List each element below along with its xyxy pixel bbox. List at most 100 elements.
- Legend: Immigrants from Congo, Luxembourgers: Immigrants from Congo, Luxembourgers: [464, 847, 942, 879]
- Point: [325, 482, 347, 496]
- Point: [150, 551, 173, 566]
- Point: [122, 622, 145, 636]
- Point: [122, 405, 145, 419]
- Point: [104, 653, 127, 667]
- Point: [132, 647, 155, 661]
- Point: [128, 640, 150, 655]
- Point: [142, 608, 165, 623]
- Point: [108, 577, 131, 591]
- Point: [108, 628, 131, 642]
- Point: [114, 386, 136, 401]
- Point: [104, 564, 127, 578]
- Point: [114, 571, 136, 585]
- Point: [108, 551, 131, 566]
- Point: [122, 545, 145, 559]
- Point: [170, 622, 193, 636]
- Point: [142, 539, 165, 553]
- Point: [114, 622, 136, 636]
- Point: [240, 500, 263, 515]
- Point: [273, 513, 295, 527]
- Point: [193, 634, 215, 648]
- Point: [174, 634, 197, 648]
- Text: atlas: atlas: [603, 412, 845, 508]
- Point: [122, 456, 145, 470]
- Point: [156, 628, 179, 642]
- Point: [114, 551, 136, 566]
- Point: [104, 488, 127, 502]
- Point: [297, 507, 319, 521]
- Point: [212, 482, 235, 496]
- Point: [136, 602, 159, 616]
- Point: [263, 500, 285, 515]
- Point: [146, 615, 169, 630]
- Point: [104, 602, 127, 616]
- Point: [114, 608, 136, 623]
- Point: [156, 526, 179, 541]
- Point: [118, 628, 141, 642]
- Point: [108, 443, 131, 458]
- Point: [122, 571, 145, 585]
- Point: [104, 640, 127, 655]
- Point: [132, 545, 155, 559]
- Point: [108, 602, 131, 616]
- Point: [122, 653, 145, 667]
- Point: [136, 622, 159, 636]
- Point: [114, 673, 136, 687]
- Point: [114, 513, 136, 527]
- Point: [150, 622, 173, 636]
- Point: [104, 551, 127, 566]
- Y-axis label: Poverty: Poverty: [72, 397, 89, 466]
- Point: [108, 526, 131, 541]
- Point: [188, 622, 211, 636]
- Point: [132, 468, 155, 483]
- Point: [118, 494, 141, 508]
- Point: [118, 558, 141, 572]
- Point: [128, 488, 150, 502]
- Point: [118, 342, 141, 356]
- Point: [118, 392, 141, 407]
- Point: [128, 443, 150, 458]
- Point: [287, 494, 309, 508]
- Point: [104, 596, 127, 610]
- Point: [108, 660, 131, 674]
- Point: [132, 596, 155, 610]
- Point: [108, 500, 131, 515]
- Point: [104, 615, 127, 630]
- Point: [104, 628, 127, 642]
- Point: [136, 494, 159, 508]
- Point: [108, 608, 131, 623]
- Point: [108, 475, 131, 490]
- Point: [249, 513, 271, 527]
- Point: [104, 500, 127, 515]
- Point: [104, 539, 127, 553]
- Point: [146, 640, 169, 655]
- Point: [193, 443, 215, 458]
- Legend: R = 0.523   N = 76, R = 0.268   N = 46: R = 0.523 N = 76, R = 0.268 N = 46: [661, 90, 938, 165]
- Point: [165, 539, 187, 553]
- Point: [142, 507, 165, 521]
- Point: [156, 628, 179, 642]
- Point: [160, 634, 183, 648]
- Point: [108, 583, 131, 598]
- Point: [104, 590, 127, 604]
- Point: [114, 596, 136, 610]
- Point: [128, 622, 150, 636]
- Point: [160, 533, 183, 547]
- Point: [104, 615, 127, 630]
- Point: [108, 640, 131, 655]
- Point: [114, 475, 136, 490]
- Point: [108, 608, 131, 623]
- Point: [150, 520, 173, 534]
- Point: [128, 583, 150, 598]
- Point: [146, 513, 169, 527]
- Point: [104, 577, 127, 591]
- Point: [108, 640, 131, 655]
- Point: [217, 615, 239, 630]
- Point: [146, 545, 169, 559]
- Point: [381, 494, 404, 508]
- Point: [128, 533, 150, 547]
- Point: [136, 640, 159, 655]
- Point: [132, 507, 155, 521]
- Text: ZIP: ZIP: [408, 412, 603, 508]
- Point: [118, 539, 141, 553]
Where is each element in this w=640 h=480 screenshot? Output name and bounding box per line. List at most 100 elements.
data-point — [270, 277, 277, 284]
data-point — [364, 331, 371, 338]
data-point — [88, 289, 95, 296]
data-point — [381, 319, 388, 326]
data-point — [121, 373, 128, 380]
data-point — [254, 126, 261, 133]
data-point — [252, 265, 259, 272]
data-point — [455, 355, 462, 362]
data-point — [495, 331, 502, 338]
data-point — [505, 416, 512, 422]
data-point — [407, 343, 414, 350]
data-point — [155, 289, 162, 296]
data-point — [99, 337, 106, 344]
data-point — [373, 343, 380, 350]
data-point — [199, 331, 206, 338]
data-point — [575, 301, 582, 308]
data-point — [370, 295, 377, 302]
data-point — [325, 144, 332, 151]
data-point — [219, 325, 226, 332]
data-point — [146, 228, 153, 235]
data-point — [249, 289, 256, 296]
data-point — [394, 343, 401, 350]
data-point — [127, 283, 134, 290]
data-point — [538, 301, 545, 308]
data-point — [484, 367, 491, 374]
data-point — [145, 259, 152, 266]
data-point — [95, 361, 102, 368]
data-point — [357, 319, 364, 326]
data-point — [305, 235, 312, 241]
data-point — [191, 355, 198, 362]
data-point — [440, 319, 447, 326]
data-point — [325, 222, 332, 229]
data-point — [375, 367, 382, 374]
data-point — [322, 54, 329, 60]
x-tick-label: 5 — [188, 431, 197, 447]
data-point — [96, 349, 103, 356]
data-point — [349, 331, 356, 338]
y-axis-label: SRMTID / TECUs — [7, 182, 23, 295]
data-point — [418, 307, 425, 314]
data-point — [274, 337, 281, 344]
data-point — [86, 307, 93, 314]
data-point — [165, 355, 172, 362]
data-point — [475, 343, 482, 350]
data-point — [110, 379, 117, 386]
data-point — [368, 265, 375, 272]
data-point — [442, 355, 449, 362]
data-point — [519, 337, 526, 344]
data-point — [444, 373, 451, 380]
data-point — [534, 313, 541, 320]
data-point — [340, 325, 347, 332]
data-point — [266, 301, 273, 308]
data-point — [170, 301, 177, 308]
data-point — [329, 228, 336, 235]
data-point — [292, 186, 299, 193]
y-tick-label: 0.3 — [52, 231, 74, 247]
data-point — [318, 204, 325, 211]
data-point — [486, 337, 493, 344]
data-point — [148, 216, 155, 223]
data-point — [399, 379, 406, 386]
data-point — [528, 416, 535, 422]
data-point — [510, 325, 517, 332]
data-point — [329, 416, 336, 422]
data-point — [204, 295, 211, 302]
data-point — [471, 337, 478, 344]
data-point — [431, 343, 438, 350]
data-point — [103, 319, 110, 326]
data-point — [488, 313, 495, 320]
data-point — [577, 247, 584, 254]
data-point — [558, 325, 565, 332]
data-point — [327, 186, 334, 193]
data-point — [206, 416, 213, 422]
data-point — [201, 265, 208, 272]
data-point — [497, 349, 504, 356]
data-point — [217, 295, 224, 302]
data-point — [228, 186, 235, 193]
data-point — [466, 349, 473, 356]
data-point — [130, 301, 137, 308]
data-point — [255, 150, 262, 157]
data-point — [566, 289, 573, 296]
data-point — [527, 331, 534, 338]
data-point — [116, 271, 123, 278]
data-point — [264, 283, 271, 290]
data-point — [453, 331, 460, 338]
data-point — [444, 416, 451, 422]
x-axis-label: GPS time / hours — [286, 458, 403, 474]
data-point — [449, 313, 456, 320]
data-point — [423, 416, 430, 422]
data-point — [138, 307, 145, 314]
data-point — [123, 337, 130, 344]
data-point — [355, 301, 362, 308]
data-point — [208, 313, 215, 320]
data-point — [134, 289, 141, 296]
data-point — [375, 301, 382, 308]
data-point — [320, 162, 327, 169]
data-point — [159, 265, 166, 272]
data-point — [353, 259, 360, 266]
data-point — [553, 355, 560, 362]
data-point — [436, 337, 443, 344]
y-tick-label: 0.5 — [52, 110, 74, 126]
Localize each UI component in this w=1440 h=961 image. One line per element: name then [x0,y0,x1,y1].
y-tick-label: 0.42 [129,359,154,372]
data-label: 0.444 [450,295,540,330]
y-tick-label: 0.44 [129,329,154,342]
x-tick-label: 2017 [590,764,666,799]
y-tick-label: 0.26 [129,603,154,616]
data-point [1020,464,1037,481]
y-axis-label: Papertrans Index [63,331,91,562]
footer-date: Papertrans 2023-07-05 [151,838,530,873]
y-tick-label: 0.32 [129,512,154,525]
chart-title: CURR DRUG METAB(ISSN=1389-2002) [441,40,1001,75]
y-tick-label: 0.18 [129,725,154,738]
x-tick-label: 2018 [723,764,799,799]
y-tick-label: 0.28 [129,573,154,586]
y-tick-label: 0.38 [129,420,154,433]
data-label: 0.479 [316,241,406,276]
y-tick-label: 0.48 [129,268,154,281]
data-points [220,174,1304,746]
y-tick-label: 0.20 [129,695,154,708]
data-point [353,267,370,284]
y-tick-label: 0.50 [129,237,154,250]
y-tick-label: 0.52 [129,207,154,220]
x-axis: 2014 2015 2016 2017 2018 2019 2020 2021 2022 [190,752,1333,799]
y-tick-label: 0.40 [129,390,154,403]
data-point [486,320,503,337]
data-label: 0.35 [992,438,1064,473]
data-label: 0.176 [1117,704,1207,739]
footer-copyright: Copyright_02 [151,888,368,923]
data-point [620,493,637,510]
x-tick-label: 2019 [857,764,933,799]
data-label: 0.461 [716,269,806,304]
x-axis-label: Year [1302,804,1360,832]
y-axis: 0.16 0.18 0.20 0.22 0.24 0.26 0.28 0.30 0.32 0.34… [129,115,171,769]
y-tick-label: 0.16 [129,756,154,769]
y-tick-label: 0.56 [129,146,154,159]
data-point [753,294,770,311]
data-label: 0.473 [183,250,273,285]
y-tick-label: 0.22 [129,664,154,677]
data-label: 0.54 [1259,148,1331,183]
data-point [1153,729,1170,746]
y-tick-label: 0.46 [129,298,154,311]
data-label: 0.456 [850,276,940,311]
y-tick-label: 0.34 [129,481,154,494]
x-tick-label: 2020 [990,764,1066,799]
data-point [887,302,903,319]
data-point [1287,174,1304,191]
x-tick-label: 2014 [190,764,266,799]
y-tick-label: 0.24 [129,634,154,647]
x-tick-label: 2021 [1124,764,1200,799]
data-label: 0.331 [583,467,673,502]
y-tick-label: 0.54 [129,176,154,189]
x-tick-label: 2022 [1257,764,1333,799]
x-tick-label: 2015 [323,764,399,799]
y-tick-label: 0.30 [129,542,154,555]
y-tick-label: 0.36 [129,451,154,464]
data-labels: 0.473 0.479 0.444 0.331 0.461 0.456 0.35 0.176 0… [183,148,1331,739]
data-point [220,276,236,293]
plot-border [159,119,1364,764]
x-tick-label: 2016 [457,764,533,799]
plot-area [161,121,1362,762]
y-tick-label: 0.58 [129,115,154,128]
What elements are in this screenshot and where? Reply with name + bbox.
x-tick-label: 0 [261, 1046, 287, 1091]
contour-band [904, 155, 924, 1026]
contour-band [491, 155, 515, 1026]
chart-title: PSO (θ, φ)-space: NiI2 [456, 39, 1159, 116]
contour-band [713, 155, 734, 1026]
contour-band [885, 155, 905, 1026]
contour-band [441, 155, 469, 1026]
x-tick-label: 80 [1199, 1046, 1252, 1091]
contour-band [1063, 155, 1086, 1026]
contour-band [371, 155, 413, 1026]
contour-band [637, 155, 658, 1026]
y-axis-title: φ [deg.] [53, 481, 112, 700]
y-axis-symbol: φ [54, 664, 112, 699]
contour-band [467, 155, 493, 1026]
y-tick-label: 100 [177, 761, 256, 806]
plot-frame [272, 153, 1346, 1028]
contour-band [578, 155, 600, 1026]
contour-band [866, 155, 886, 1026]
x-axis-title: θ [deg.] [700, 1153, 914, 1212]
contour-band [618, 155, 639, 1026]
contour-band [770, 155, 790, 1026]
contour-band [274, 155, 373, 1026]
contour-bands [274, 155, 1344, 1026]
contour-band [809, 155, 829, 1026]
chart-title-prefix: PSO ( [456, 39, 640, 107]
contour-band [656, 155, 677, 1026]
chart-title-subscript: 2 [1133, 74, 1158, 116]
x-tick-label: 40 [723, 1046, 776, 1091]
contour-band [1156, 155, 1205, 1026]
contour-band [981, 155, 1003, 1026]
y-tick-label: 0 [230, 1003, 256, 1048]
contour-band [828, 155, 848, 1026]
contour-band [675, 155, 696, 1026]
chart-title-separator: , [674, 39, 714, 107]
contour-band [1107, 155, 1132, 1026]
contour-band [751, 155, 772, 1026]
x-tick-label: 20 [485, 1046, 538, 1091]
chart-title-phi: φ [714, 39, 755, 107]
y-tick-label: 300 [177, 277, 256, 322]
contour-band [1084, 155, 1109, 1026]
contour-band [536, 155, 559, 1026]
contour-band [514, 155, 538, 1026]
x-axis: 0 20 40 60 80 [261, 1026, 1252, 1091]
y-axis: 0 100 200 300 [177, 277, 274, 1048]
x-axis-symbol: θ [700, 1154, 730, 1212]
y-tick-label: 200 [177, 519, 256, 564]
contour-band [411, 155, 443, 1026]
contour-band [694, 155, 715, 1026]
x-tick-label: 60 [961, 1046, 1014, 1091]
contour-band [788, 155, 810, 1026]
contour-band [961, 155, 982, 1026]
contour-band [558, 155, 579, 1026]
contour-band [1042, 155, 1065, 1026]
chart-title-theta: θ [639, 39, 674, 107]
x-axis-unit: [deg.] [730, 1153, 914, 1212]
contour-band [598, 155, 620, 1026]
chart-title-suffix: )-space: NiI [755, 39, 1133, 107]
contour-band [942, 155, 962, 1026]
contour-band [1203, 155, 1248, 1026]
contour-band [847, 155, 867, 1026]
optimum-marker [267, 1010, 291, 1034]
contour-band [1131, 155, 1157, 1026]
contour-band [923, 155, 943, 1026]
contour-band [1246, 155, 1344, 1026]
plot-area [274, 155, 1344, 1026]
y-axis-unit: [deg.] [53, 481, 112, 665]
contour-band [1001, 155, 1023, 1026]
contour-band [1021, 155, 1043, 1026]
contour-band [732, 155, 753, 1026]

### What you are asked to do
Copy out the rows word for word, everything from the first row of the records down to the row containing "- Point: [122, 653, 145, 667]", with both of those rows included.

### Task answer
List each element below along with its xyxy pixel bbox. List at most 100 elements.
- Legend: Immigrants from Congo, Luxembourgers: Immigrants from Congo, Luxembourgers: [464, 847, 942, 879]
- Point: [325, 482, 347, 496]
- Point: [150, 551, 173, 566]
- Point: [122, 622, 145, 636]
- Point: [122, 405, 145, 419]
- Point: [104, 653, 127, 667]
- Point: [132, 647, 155, 661]
- Point: [128, 640, 150, 655]
- Point: [142, 608, 165, 623]
- Point: [108, 577, 131, 591]
- Point: [108, 628, 131, 642]
- Point: [114, 386, 136, 401]
- Point: [104, 564, 127, 578]
- Point: [114, 571, 136, 585]
- Point: [108, 551, 131, 566]
- Point: [122, 545, 145, 559]
- Point: [170, 622, 193, 636]
- Point: [142, 539, 165, 553]
- Point: [114, 622, 136, 636]
- Point: [240, 500, 263, 515]
- Point: [273, 513, 295, 527]
- Point: [193, 634, 215, 648]
- Point: [174, 634, 197, 648]
- Text: atlas: atlas: [603, 412, 845, 508]
- Point: [122, 456, 145, 470]
- Point: [156, 628, 179, 642]
- Point: [114, 551, 136, 566]
- Point: [104, 488, 127, 502]
- Point: [297, 507, 319, 521]
- Point: [212, 482, 235, 496]
- Point: [136, 602, 159, 616]
- Point: [263, 500, 285, 515]
- Point: [146, 615, 169, 630]
- Point: [104, 602, 127, 616]
- Point: [114, 608, 136, 623]
- Point: [156, 526, 179, 541]
- Point: [118, 628, 141, 642]
- Point: [108, 443, 131, 458]
- Point: [122, 571, 145, 585]
- Point: [104, 640, 127, 655]
- Point: [132, 545, 155, 559]
- Point: [108, 602, 131, 616]
- Point: [122, 653, 145, 667]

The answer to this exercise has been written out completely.